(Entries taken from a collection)
++++

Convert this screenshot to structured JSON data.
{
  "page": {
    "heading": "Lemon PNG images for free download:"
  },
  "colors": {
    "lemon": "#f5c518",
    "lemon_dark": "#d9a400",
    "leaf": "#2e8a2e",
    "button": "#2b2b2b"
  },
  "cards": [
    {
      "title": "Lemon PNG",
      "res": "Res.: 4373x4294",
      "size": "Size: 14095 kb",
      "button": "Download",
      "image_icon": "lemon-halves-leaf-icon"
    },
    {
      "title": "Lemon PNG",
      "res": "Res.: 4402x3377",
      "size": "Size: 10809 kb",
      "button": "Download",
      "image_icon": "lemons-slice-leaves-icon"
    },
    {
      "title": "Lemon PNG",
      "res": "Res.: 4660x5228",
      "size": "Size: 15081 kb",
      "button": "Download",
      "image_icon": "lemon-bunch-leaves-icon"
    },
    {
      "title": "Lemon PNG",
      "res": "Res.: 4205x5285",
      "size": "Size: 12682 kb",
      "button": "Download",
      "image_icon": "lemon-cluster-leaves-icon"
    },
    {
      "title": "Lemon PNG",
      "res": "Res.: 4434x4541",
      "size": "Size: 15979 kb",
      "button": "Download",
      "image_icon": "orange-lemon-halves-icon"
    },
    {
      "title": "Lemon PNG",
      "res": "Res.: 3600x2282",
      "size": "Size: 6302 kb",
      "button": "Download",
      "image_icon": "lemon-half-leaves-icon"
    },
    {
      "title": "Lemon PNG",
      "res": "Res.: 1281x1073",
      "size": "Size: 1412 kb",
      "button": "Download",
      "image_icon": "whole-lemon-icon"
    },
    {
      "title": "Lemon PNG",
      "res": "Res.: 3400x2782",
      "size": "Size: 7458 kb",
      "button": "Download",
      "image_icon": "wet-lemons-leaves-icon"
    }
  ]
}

++++

_Aim of the exercise_. Extract the complete set of records unchanged.

_Expected answer_.
Convert this screenshot to structured JSON data.
{
  "page": {
    "heading": "Lemon PNG images for free download:"
  },
  "colors": {
    "lemon": "#f5c518",
    "lemon_dark": "#d9a400",
    "leaf": "#2e8a2e",
    "button": "#2b2b2b"
  },
  "cards": [
    {
      "title": "Lemon PNG",
      "res": "Res.: 4373x4294",
      "size": "Size: 14095 kb",
      "button": "Download",
      "image_icon": "lemon-halves-leaf-icon"
    },
    {
      "title": "Lemon PNG",
      "res": "Res.: 4402x3377",
      "size": "Size: 10809 kb",
      "button": "Download",
      "image_icon": "lemons-slice-leaves-icon"
    },
    {
      "title": "Lemon PNG",
      "res": "Res.: 4660x5228",
      "size": "Size: 15081 kb",
      "button": "Download",
      "image_icon": "lemon-bunch-leaves-icon"
    },
    {
      "title": "Lemon PNG",
      "res": "Res.: 4205x5285",
      "size": "Size: 12682 kb",
      "button": "Download",
      "image_icon": "lemon-cluster-leaves-icon"
    },
    {
      "title": "Lemon PNG",
      "res": "Res.: 4434x4541",
      "size": "Size: 15979 kb",
      "button": "Download",
      "image_icon": "orange-lemon-halves-icon"
    },
    {
      "title": "Lemon PNG",
      "res": "Res.: 3600x2282",
      "size": "Size: 6302 kb",
      "button": "Download",
      "image_icon": "lemon-half-leaves-icon"
    },
    {
      "title": "Lemon PNG",
      "res": "Res.: 1281x1073",
      "size": "Size: 1412 kb",
      "button": "Download",
      "image_icon": "whole-lemon-icon"
    },
    {
      "title": "Lemon PNG",
      "res": "Res.: 3400x2782",
      "size": "Size: 7458 kb",
      "button": "Download",
      "image_icon": "wet-lemons-leaves-icon"
    }
  ]
}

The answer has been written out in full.